Show all lines from the data that include the word "蠕变柔量试验值".

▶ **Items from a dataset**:
## Start
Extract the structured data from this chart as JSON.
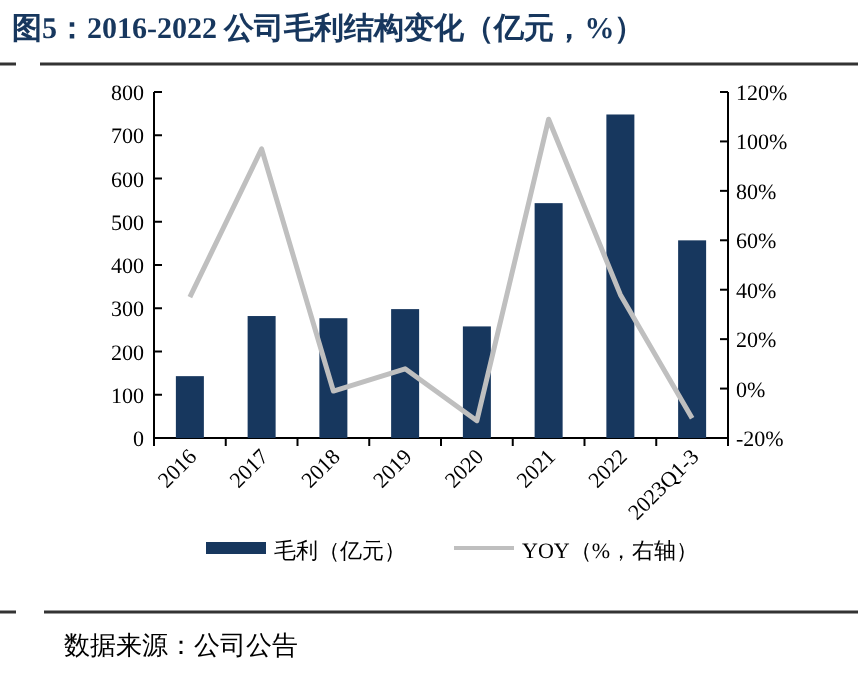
{
  "chart_data": {
    "type": "bar",
    "title": "图5：2016-2022 公司毛利结构变化（亿元，%）",
    "categories": [
      "2016",
      "2017",
      "2018",
      "2019",
      "2020",
      "2021",
      "2022",
      "2023Q1-3"
    ],
    "series": [
      {
        "name": "毛利（亿元）",
        "color": "#17375e",
        "values": [
          143,
          282,
          277,
          298,
          258,
          543,
          748,
          457
        ]
      },
      {
        "name": "YOY（%，右轴）",
        "type": "line",
        "axis": "y2",
        "color": "#bfbfbf",
        "values": [
          37,
          97,
          -1,
          8,
          -13,
          109,
          38,
          -12
        ]
      }
    ],
    "ylim": [
      0,
      800
    ],
    "yticks": [
      0,
      100,
      200,
      300,
      400,
      500,
      600,
      700,
      800
    ],
    "y2lim": [
      -20,
      120
    ],
    "y2ticks": [
      {
        "value": -20,
        "label": "-20%"
      },
      {
        "value": 0,
        "label": "0%"
      },
      {
        "value": 20,
        "label": "20%"
      },
      {
        "value": 40,
        "label": "40%"
      },
      {
        "value": 60,
        "label": "60%"
      },
      {
        "value": 80,
        "label": "80%"
      },
      {
        "value": 100,
        "label": "100%"
      },
      {
        "value": 120,
        "label": "120%"
      }
    ],
    "grid": false,
    "legend": "bottom",
    "annotations": [
      "数据来源：公司公告"
    ]
  }
}
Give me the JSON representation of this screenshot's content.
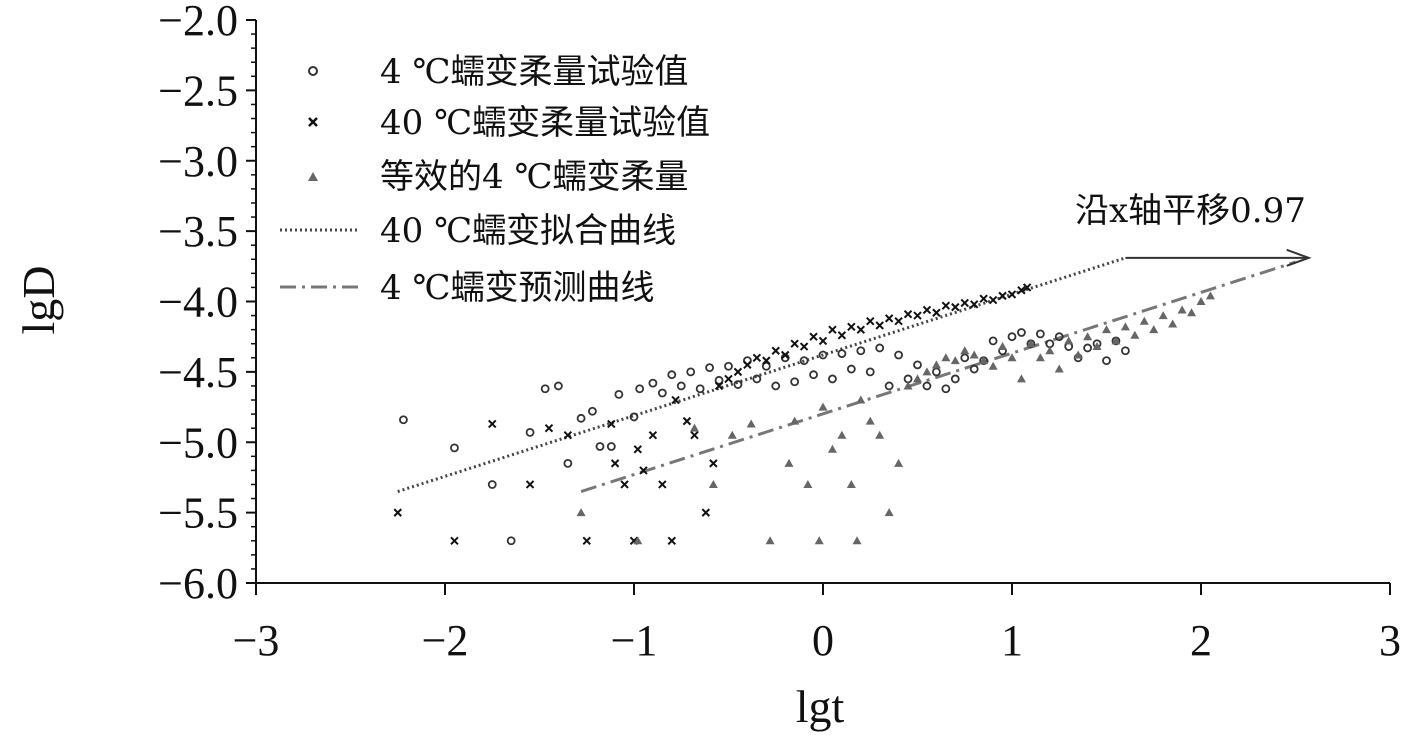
{
  "chart_data": {
    "type": "scatter",
    "xlabel": "lgt",
    "ylabel": "lgD",
    "xlim": [
      -3,
      3
    ],
    "ylim": [
      -6.0,
      -2.0
    ],
    "xticks": [
      -3,
      -2,
      -1,
      0,
      1,
      2,
      3
    ],
    "yticks": [
      -2.0,
      -2.5,
      -3.0,
      -3.5,
      -4.0,
      -4.5,
      -5.0,
      -5.5,
      -6.0
    ],
    "xtick_labels": [
      "−3",
      "−2",
      "−1",
      "0",
      "1",
      "2",
      "3"
    ],
    "ytick_labels": [
      "−2.0",
      "−2.5",
      "−3.0",
      "−3.5",
      "−4.0",
      "−4.5",
      "−5.0",
      "−5.5",
      "−6.0"
    ],
    "grid": false,
    "legend_position": "top-left",
    "legend": [
      {
        "label": "4 ℃蠕变柔量试验值",
        "marker": "circle"
      },
      {
        "label": "40 ℃蠕变柔量试验值",
        "marker": "x"
      },
      {
        "label": "等效的4 ℃蠕变柔量",
        "marker": "triangle"
      },
      {
        "label": "40 ℃蠕变拟合曲线",
        "marker": "dotted-line"
      },
      {
        "label": "4 ℃蠕变预测曲线",
        "marker": "dashdot-line"
      }
    ],
    "series": [
      {
        "name": "4 ℃蠕变柔量试验值",
        "marker": "circle",
        "color": "#333333",
        "points": [
          [
            -2.22,
            -4.84
          ],
          [
            -1.95,
            -5.04
          ],
          [
            -1.75,
            -5.3
          ],
          [
            -1.65,
            -5.7
          ],
          [
            -1.55,
            -4.93
          ],
          [
            -1.47,
            -4.62
          ],
          [
            -1.4,
            -4.6
          ],
          [
            -1.35,
            -5.15
          ],
          [
            -1.28,
            -4.83
          ],
          [
            -1.22,
            -4.78
          ],
          [
            -1.18,
            -5.03
          ],
          [
            -1.12,
            -5.03
          ],
          [
            -1.08,
            -4.66
          ],
          [
            -1.0,
            -4.82
          ],
          [
            -0.97,
            -4.62
          ],
          [
            -0.9,
            -4.58
          ],
          [
            -0.85,
            -4.65
          ],
          [
            -0.8,
            -4.52
          ],
          [
            -0.75,
            -4.6
          ],
          [
            -0.7,
            -4.5
          ],
          [
            -0.65,
            -4.62
          ],
          [
            -0.6,
            -4.47
          ],
          [
            -0.55,
            -4.56
          ],
          [
            -0.5,
            -4.46
          ],
          [
            -0.45,
            -4.59
          ],
          [
            -0.4,
            -4.42
          ],
          [
            -0.35,
            -4.55
          ],
          [
            -0.3,
            -4.46
          ],
          [
            -0.25,
            -4.6
          ],
          [
            -0.2,
            -4.4
          ],
          [
            -0.15,
            -4.57
          ],
          [
            -0.1,
            -4.42
          ],
          [
            -0.05,
            -4.52
          ],
          [
            0.0,
            -4.38
          ],
          [
            0.05,
            -4.55
          ],
          [
            0.1,
            -4.37
          ],
          [
            0.15,
            -4.48
          ],
          [
            0.2,
            -4.35
          ],
          [
            0.25,
            -4.5
          ],
          [
            0.3,
            -4.33
          ],
          [
            0.35,
            -4.6
          ],
          [
            0.4,
            -4.38
          ],
          [
            0.45,
            -4.55
          ],
          [
            0.5,
            -4.45
          ],
          [
            0.55,
            -4.6
          ],
          [
            0.6,
            -4.5
          ],
          [
            0.65,
            -4.62
          ],
          [
            0.7,
            -4.55
          ],
          [
            0.75,
            -4.4
          ],
          [
            0.8,
            -4.48
          ],
          [
            0.85,
            -4.42
          ],
          [
            0.9,
            -4.28
          ],
          [
            0.95,
            -4.35
          ],
          [
            1.0,
            -4.25
          ],
          [
            1.05,
            -4.22
          ],
          [
            1.1,
            -4.3
          ],
          [
            1.15,
            -4.23
          ],
          [
            1.2,
            -4.3
          ],
          [
            1.25,
            -4.25
          ],
          [
            1.3,
            -4.32
          ],
          [
            1.35,
            -4.4
          ],
          [
            1.4,
            -4.33
          ],
          [
            1.45,
            -4.3
          ],
          [
            1.5,
            -4.42
          ],
          [
            1.55,
            -4.28
          ],
          [
            1.6,
            -4.35
          ]
        ]
      },
      {
        "name": "40 ℃蠕变柔量试验值",
        "marker": "x",
        "color": "#111111",
        "points": [
          [
            -2.25,
            -5.5
          ],
          [
            -1.95,
            -5.7
          ],
          [
            -1.75,
            -4.87
          ],
          [
            -1.55,
            -5.3
          ],
          [
            -1.45,
            -4.9
          ],
          [
            -1.35,
            -4.95
          ],
          [
            -1.25,
            -5.7
          ],
          [
            -1.12,
            -4.87
          ],
          [
            -1.1,
            -5.15
          ],
          [
            -1.05,
            -5.3
          ],
          [
            -1.0,
            -5.7
          ],
          [
            -0.98,
            -5.05
          ],
          [
            -0.95,
            -5.2
          ],
          [
            -0.9,
            -4.95
          ],
          [
            -0.85,
            -5.3
          ],
          [
            -0.8,
            -5.7
          ],
          [
            -0.78,
            -4.7
          ],
          [
            -0.72,
            -4.85
          ],
          [
            -0.68,
            -4.95
          ],
          [
            -0.62,
            -5.5
          ],
          [
            -0.58,
            -5.15
          ],
          [
            -0.55,
            -4.6
          ],
          [
            -0.5,
            -4.55
          ],
          [
            -0.45,
            -4.5
          ],
          [
            -0.4,
            -4.45
          ],
          [
            -0.35,
            -4.4
          ],
          [
            -0.3,
            -4.42
          ],
          [
            -0.25,
            -4.35
          ],
          [
            -0.2,
            -4.38
          ],
          [
            -0.15,
            -4.3
          ],
          [
            -0.1,
            -4.32
          ],
          [
            -0.05,
            -4.25
          ],
          [
            0.0,
            -4.28
          ],
          [
            0.05,
            -4.2
          ],
          [
            0.1,
            -4.24
          ],
          [
            0.15,
            -4.18
          ],
          [
            0.2,
            -4.2
          ],
          [
            0.25,
            -4.14
          ],
          [
            0.3,
            -4.17
          ],
          [
            0.35,
            -4.12
          ],
          [
            0.4,
            -4.14
          ],
          [
            0.45,
            -4.09
          ],
          [
            0.5,
            -4.1
          ],
          [
            0.55,
            -4.06
          ],
          [
            0.6,
            -4.08
          ],
          [
            0.65,
            -4.03
          ],
          [
            0.7,
            -4.04
          ],
          [
            0.75,
            -4.01
          ],
          [
            0.8,
            -4.02
          ],
          [
            0.85,
            -3.98
          ],
          [
            0.9,
            -3.99
          ],
          [
            0.95,
            -3.96
          ],
          [
            1.0,
            -3.95
          ],
          [
            1.05,
            -3.92
          ],
          [
            1.08,
            -3.9
          ]
        ]
      },
      {
        "name": "等效的4 ℃蠕变柔量",
        "marker": "triangle",
        "color": "#666666",
        "points": [
          [
            -1.28,
            -5.5
          ],
          [
            -0.98,
            -5.7
          ],
          [
            -0.68,
            -4.9
          ],
          [
            -0.58,
            -5.3
          ],
          [
            -0.48,
            -4.95
          ],
          [
            -0.38,
            -4.87
          ],
          [
            -0.28,
            -5.7
          ],
          [
            -0.18,
            -5.15
          ],
          [
            -0.15,
            -4.85
          ],
          [
            -0.08,
            -5.3
          ],
          [
            -0.02,
            -5.7
          ],
          [
            0.0,
            -4.75
          ],
          [
            0.05,
            -5.05
          ],
          [
            0.1,
            -4.95
          ],
          [
            0.15,
            -5.3
          ],
          [
            0.18,
            -5.7
          ],
          [
            0.2,
            -4.7
          ],
          [
            0.25,
            -4.85
          ],
          [
            0.3,
            -4.95
          ],
          [
            0.35,
            -5.5
          ],
          [
            0.4,
            -5.15
          ],
          [
            0.45,
            -4.6
          ],
          [
            0.5,
            -4.55
          ],
          [
            0.55,
            -4.5
          ],
          [
            0.6,
            -4.45
          ],
          [
            0.65,
            -4.4
          ],
          [
            0.7,
            -4.42
          ],
          [
            0.75,
            -4.35
          ],
          [
            0.8,
            -4.38
          ],
          [
            0.85,
            -4.42
          ],
          [
            0.9,
            -4.46
          ],
          [
            0.95,
            -4.32
          ],
          [
            1.0,
            -4.4
          ],
          [
            1.05,
            -4.55
          ],
          [
            1.1,
            -4.3
          ],
          [
            1.15,
            -4.4
          ],
          [
            1.2,
            -4.35
          ],
          [
            1.25,
            -4.48
          ],
          [
            1.3,
            -4.28
          ],
          [
            1.35,
            -4.38
          ],
          [
            1.4,
            -4.25
          ],
          [
            1.45,
            -4.32
          ],
          [
            1.5,
            -4.2
          ],
          [
            1.55,
            -4.28
          ],
          [
            1.6,
            -4.18
          ],
          [
            1.65,
            -4.24
          ],
          [
            1.7,
            -4.14
          ],
          [
            1.75,
            -4.2
          ],
          [
            1.8,
            -4.1
          ],
          [
            1.85,
            -4.16
          ],
          [
            1.9,
            -4.06
          ],
          [
            1.95,
            -4.08
          ],
          [
            2.0,
            -4.0
          ],
          [
            2.05,
            -3.96
          ]
        ]
      }
    ],
    "lines": [
      {
        "name": "40 ℃蠕变拟合曲线",
        "style": "dotted",
        "color": "#444444",
        "x": [
          -2.25,
          1.6
        ],
        "y": [
          -5.35,
          -3.69
        ]
      },
      {
        "name": "4 ℃蠕变预测曲线",
        "style": "dashdot",
        "color": "#777777",
        "x": [
          -1.28,
          2.5
        ],
        "y": [
          -5.35,
          -3.72
        ]
      }
    ],
    "annotation": {
      "text": "沿x轴平移0.97",
      "arrow_from": [
        1.6,
        -3.69
      ],
      "arrow_to": [
        2.57,
        -3.69
      ]
    }
  }
}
## End
▶ **Correct answer**:
        "label": "4 ℃蠕变柔量试验值",
        "label": "40 ℃蠕变柔量试验值",
        "name": "4 ℃蠕变柔量试验值",
        "name": "40 ℃蠕变柔量试验值",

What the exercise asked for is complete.